-- START OF GIVEN DATA --
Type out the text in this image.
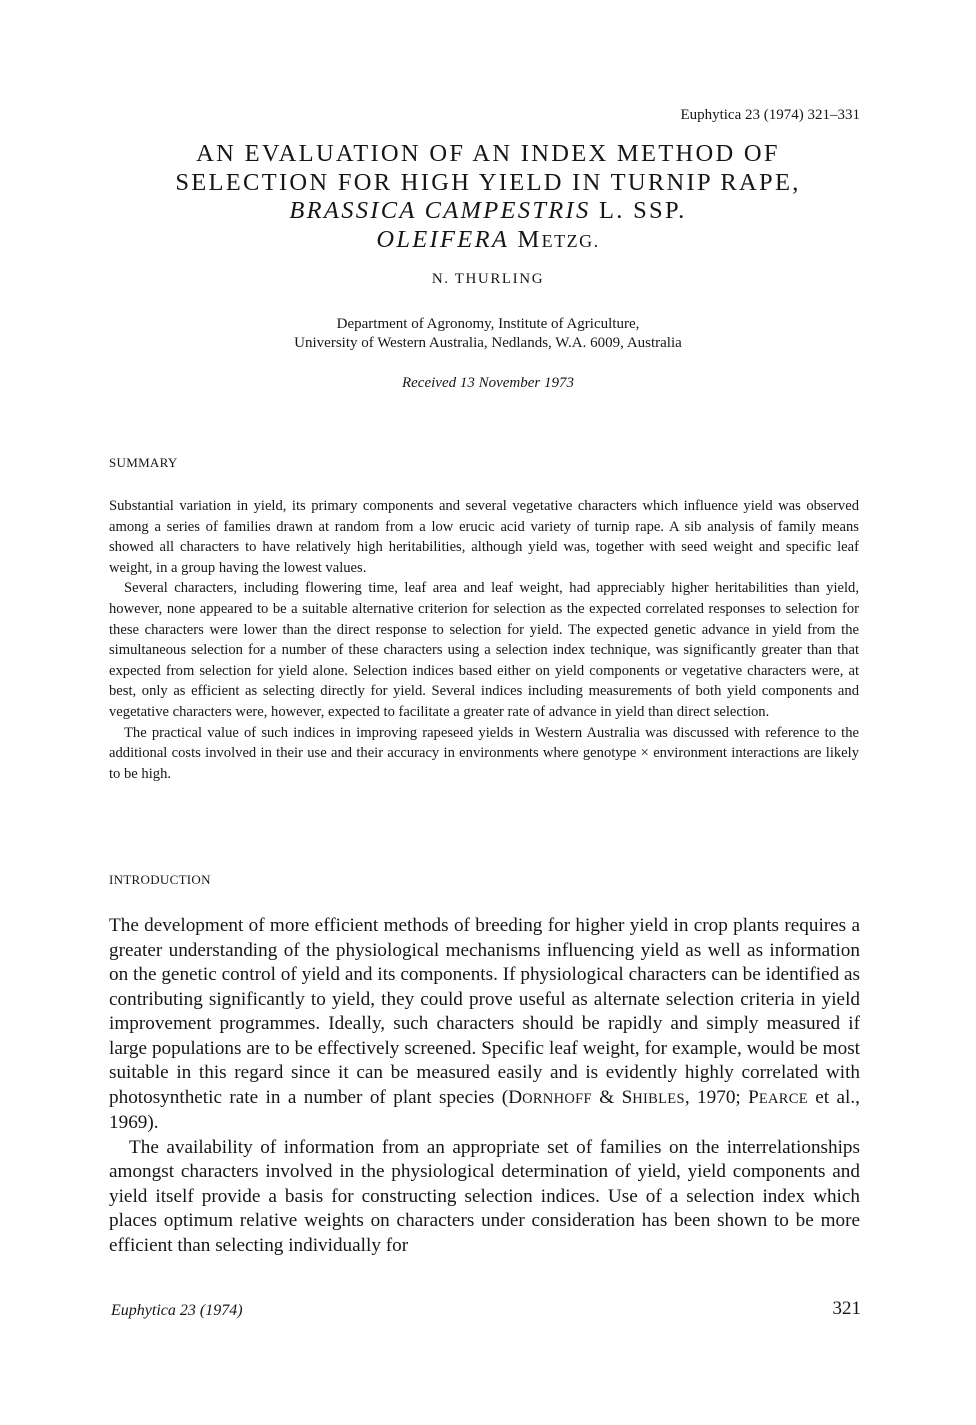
Euphytica 23 (1974) 321–331
AN EVALUATION OF AN INDEX METHOD OF
SELECTION FOR HIGH YIELD IN TURNIP RAPE,
BRASSICA CAMPESTRIS L. SSP.
OLEIFERA METZG.
N. THURLING
Department of Agronomy, Institute of Agriculture,
University of Western Australia, Nedlands, W.A. 6009, Australia
Received 13 November 1973
SUMMARY

Substantial variation in yield, its primary components and several vegetative characters which influence yield was observed among a series of families drawn at random from a low erucic acid variety of turnip rape. A sib analysis of family means showed all characters to have relatively high heritabilities, although yield was, together with seed weight and specific leaf weight, in a group having the lowest values.

Several characters, including flowering time, leaf area and leaf weight, had appreciably higher heritabilities than yield, however, none appeared to be a suitable alternative criterion for selection as the expected correlated responses to selection for these characters were lower than the direct response to selection for yield. The expected genetic advance in yield from the simultaneous selection for a number of these characters using a selection index technique, was significantly greater than that expected from selection for yield alone. Selection indices based either on yield components or vegetative characters were, at best, only as efficient as selecting directly for yield. Several indices including measurements of both yield components and vegetative characters were, however, expected to facilitate a greater rate of advance in yield than direct selection.

The practical value of such indices in improving rapeseed yields in Western Australia was discussed with reference to the additional costs involved in their use and their accuracy in environments where genotype × environment interactions are likely to be high.

INTRODUCTION

The development of more efficient methods of breeding for higher yield in crop plants requires a greater understanding of the physiological mechanisms influencing yield as well as information on the genetic control of yield and its components. If physiological characters can be identified as contributing significantly to yield, they could prove useful as alternate selection criteria in yield improvement programmes. Ideally, such characters should be rapidly and simply measured if large populations are to be effectively screened. Specific leaf weight, for example, would be most suitable in this regard since it can be measured easily and is evidently highly correlated with photosynthetic rate in a number of plant species (DORNHOFF & SHIBLES, 1970; PEARCE et al., 1969).

The availability of information from an appropriate set of families on the interrelationships amongst characters involved in the physiological determination of yield, yield components and yield itself provide a basis for constructing selection indices. Use of a selection index which places optimum relative weights on characters under consideration has been shown to be more efficient than selecting individually for

Euphytica 23 (1974)	321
-- END OF GIVEN DATA --
SET TASK:
Reproduce the full material exactly, excluding the pictures.

OUTPUT OF THE TASK:
Type out the text in this image.
Euphytica 23 (1974) 321–331
AN EVALUATION OF AN INDEX METHOD OF
SELECTION FOR HIGH YIELD IN TURNIP RAPE,
BRASSICA CAMPESTRIS L. SSP.
OLEIFERA METZG.
N. THURLING
Department of Agronomy, Institute of Agriculture,
University of Western Australia, Nedlands, W.A. 6009, Australia
Received 13 November 1973
SUMMARY

Substantial variation in yield, its primary components and several vegetative characters which influence yield was observed among a series of families drawn at random from a low erucic acid variety of turnip rape. A sib analysis of family means showed all characters to have relatively high heritabilities, although yield was, together with seed weight and specific leaf weight, in a group having the lowest values.

Several characters, including flowering time, leaf area and leaf weight, had appreciably higher heritabilities than yield, however, none appeared to be a suitable alternative criterion for selection as the expected correlated responses to selection for these characters were lower than the direct response to selection for yield. The expected genetic advance in yield from the simultaneous selection for a number of these characters using a selection index technique, was significantly greater than that expected from selection for yield alone. Selection indices based either on yield components or vegetative characters were, at best, only as efficient as selecting directly for yield. Several indices including measurements of both yield components and vegetative characters were, however, expected to facilitate a greater rate of advance in yield than direct selection.

The practical value of such indices in improving rapeseed yields in Western Australia was discussed with reference to the additional costs involved in their use and their accuracy in environments where genotype × environment interactions are likely to be high.

INTRODUCTION

The development of more efficient methods of breeding for higher yield in crop plants requires a greater understanding of the physiological mechanisms influencing yield as well as information on the genetic control of yield and its components. If physiological characters can be identified as contributing significantly to yield, they could prove useful as alternate selection criteria in yield improvement programmes. Ideally, such characters should be rapidly and simply measured if large populations are to be effectively screened. Specific leaf weight, for example, would be most suitable in this regard since it can be measured easily and is evidently highly correlated with photosynthetic rate in a number of plant species (DORNHOFF & SHIBLES, 1970; PEARCE et al., 1969).

The availability of information from an appropriate set of families on the interrelationships amongst characters involved in the physiological determination of yield, yield components and yield itself provide a basis for constructing selection indices. Use of a selection index which places optimum relative weights on characters under consideration has been shown to be more efficient than selecting individually for

Euphytica 23 (1974)	321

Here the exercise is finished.